PROBLEM STATEMENT:
Using the material below, copy every line where "this" appears.

DATASET:
+---+

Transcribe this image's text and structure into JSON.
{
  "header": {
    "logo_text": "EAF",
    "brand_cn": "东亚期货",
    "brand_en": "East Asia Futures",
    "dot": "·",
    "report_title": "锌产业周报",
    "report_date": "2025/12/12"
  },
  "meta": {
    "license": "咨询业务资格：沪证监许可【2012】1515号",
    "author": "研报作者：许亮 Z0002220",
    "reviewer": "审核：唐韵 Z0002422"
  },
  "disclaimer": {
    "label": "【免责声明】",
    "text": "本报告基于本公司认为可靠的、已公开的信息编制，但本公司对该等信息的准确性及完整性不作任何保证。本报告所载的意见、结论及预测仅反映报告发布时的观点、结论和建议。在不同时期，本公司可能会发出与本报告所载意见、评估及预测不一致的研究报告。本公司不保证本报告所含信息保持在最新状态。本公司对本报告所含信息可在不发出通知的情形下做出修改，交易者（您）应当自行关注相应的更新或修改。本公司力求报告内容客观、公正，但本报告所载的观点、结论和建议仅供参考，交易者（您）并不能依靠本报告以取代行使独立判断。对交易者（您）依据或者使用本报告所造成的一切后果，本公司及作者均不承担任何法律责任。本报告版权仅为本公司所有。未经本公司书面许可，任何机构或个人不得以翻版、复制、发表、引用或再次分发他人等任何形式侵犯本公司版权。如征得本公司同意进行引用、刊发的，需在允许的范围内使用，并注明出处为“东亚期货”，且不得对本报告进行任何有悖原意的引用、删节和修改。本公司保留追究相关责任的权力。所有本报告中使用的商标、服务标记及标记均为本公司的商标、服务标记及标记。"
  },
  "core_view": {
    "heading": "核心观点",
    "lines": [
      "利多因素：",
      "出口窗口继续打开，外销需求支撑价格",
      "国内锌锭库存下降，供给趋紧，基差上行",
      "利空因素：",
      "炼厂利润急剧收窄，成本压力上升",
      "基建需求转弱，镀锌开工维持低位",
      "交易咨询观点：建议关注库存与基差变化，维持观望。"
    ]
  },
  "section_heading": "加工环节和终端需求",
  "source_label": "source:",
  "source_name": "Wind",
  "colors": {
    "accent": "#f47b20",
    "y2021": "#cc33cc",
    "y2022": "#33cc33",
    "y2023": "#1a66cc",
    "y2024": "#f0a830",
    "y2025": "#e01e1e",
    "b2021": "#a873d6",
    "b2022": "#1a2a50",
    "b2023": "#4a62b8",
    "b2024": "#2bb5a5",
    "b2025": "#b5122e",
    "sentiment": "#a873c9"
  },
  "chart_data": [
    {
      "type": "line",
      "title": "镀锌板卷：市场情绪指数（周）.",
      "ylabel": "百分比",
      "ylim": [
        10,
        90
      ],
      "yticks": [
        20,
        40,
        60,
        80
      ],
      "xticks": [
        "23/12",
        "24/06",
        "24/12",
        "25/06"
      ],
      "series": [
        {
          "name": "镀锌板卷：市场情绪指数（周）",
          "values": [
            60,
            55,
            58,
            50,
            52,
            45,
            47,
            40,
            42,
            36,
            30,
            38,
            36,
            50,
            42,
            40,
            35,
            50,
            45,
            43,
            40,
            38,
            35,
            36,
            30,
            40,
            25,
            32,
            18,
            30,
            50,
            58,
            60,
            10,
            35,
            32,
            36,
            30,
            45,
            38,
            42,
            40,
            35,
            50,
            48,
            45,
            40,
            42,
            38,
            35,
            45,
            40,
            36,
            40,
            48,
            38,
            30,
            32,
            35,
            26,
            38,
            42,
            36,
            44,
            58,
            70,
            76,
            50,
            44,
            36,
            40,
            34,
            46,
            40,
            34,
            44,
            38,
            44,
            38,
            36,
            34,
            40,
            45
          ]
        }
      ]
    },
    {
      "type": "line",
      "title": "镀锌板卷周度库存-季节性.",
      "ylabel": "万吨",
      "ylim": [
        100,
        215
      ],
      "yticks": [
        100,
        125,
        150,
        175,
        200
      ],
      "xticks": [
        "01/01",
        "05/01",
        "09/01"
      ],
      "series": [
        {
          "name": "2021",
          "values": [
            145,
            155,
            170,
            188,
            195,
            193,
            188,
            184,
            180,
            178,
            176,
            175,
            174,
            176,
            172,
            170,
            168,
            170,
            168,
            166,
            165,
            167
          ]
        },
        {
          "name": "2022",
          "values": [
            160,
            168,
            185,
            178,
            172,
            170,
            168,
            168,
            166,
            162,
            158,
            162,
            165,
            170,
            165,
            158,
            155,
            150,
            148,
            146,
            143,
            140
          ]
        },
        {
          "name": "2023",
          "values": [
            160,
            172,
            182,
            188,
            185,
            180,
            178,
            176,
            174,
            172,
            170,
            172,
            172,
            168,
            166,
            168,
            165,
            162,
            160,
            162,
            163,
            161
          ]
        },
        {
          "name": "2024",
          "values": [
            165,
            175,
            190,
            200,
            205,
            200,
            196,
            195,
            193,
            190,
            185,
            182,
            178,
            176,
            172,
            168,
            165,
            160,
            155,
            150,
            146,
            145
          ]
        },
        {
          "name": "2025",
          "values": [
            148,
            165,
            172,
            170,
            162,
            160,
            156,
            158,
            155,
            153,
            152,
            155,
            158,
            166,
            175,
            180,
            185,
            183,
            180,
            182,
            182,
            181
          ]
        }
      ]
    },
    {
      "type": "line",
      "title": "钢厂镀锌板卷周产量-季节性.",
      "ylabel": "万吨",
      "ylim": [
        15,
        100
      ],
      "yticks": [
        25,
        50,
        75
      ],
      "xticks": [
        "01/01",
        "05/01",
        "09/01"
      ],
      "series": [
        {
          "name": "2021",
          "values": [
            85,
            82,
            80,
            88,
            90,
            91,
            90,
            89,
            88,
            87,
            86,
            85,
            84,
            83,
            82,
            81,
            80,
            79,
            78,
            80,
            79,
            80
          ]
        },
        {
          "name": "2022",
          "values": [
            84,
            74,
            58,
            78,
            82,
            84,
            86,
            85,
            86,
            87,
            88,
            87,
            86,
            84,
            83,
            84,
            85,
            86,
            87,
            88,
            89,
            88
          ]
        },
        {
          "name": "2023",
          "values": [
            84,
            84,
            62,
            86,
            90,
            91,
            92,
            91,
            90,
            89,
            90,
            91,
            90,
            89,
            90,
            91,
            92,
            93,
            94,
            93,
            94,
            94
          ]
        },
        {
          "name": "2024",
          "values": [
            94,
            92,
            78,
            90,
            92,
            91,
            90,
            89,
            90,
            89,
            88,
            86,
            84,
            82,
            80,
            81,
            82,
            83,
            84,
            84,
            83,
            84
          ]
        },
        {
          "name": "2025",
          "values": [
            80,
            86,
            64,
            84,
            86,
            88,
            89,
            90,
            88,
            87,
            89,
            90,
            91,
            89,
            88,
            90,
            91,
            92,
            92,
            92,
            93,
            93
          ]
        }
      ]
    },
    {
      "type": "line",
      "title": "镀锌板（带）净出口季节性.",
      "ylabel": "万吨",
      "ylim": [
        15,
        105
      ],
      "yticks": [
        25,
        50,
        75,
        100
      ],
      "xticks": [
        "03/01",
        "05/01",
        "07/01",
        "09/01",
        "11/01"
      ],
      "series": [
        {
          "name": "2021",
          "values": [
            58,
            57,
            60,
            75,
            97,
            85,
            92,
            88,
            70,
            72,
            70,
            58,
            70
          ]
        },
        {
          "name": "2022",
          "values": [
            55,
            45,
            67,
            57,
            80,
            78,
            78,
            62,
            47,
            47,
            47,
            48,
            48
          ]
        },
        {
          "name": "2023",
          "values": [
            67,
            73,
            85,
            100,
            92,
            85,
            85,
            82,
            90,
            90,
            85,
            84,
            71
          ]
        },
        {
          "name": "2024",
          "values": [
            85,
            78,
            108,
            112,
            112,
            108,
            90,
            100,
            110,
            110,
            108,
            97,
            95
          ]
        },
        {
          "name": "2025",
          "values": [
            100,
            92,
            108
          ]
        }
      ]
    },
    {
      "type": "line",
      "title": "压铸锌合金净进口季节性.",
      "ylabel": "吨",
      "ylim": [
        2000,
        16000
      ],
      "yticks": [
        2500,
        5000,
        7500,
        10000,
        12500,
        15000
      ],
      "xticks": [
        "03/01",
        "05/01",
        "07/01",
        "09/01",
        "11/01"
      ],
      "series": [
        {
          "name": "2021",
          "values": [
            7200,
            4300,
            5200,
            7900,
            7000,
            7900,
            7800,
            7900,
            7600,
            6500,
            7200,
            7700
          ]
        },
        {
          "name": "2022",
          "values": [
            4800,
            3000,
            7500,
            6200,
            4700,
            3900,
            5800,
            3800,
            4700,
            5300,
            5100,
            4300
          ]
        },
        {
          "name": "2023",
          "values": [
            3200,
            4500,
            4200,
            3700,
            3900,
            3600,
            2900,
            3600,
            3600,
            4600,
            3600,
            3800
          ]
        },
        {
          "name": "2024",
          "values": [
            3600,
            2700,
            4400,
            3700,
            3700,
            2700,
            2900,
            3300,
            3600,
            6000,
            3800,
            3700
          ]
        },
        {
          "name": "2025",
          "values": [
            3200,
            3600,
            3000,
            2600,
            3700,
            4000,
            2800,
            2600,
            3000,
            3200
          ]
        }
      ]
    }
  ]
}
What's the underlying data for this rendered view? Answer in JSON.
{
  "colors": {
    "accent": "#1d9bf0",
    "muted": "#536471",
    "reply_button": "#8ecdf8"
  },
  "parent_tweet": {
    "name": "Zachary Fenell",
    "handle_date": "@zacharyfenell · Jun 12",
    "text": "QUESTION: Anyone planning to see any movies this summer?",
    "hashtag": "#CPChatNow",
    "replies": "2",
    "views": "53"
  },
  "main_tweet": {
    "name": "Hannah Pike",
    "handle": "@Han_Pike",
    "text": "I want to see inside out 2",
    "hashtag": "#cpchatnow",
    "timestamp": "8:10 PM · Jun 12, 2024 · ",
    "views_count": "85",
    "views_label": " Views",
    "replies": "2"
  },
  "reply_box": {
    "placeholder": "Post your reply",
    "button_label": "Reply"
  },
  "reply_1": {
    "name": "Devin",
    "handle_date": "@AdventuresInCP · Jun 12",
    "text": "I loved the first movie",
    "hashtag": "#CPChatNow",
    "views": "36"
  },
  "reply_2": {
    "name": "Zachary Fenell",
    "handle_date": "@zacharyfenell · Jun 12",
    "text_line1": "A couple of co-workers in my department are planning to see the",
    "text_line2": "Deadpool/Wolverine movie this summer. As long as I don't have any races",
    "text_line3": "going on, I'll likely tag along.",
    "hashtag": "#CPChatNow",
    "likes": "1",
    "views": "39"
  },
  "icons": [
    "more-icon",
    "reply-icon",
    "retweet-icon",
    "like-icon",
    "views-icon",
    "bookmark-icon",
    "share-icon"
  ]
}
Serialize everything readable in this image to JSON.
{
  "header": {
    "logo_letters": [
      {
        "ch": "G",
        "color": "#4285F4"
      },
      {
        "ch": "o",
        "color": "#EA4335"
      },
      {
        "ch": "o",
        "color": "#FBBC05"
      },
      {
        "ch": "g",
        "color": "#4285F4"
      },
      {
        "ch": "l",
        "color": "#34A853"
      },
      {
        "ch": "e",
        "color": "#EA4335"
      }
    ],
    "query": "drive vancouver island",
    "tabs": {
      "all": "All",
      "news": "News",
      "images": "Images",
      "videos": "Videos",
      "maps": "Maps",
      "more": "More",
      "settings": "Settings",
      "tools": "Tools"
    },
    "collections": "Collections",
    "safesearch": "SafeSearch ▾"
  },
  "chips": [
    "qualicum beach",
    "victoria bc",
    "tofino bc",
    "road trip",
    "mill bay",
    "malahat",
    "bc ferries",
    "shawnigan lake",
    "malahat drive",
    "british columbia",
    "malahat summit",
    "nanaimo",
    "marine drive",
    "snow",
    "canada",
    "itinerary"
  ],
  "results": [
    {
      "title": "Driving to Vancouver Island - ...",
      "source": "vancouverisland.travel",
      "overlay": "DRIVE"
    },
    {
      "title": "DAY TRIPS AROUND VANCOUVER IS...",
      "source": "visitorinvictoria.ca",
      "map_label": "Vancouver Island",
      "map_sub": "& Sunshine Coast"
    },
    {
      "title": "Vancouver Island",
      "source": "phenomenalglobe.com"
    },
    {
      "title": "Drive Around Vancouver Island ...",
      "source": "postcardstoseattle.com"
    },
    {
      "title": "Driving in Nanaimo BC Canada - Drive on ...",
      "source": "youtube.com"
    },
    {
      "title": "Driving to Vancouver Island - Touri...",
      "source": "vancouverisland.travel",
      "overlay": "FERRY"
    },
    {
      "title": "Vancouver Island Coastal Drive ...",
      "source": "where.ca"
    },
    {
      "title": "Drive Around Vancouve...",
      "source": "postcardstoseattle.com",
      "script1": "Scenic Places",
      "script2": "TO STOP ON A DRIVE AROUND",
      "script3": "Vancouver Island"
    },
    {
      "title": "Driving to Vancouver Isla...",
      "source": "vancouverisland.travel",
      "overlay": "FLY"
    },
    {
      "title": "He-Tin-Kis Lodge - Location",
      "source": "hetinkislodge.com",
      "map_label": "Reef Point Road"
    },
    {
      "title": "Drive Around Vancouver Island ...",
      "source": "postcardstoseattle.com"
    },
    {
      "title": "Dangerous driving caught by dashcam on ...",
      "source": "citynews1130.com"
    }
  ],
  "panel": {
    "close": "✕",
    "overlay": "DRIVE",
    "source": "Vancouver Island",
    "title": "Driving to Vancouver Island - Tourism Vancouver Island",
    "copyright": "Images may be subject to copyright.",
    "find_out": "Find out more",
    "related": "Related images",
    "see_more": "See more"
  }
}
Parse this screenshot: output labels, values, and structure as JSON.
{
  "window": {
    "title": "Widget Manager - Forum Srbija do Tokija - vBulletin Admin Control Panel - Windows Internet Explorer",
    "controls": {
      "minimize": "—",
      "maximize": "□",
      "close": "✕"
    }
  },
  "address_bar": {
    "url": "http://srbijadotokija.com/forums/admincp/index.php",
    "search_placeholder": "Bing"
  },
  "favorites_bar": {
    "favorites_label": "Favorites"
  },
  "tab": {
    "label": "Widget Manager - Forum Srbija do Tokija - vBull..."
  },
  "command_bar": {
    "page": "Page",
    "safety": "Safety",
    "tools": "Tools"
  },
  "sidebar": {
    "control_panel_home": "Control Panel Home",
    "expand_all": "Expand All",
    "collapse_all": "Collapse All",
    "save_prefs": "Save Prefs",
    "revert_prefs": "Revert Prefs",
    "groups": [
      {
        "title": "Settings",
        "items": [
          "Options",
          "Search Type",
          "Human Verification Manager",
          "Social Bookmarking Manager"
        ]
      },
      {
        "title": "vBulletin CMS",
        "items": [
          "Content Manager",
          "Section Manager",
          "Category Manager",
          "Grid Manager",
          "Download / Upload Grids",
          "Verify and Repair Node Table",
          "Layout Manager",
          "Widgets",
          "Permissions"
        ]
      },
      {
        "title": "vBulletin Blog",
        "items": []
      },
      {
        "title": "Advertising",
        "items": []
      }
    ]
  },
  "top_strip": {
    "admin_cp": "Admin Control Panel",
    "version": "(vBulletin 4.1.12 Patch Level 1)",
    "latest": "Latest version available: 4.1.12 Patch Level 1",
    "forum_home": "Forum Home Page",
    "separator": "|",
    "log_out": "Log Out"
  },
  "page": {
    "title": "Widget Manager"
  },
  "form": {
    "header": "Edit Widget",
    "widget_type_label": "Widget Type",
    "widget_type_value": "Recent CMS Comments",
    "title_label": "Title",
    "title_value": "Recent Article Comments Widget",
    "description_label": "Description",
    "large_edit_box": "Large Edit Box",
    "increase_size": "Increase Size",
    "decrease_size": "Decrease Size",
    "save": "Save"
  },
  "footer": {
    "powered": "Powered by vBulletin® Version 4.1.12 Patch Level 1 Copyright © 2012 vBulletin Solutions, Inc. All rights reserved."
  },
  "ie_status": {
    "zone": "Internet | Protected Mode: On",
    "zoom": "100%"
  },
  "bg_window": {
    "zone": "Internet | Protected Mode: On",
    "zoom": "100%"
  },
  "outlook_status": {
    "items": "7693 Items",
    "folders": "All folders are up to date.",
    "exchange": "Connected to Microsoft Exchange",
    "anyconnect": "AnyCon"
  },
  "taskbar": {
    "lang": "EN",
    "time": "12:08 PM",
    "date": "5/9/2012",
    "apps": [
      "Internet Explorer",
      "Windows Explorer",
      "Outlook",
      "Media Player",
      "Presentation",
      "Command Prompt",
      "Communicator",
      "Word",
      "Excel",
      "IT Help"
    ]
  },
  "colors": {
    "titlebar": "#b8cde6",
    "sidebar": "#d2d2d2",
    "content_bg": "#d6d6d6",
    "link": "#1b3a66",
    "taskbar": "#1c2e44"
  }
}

+---+

FINAL ANSWER:
Transcribe this image's text and structure into JSON.
What's the underlying data for this rendered view? Answer in JSON.
    "text": "QUESTION: Anyone planning to see any movies this summer?",
    "text_line2": "Deadpool/Wolverine movie this summer. As long as I don't have any races",
Serialize everything readable in this image to JSON.
Parse this screenshot: output labels, values, and structure as JSON.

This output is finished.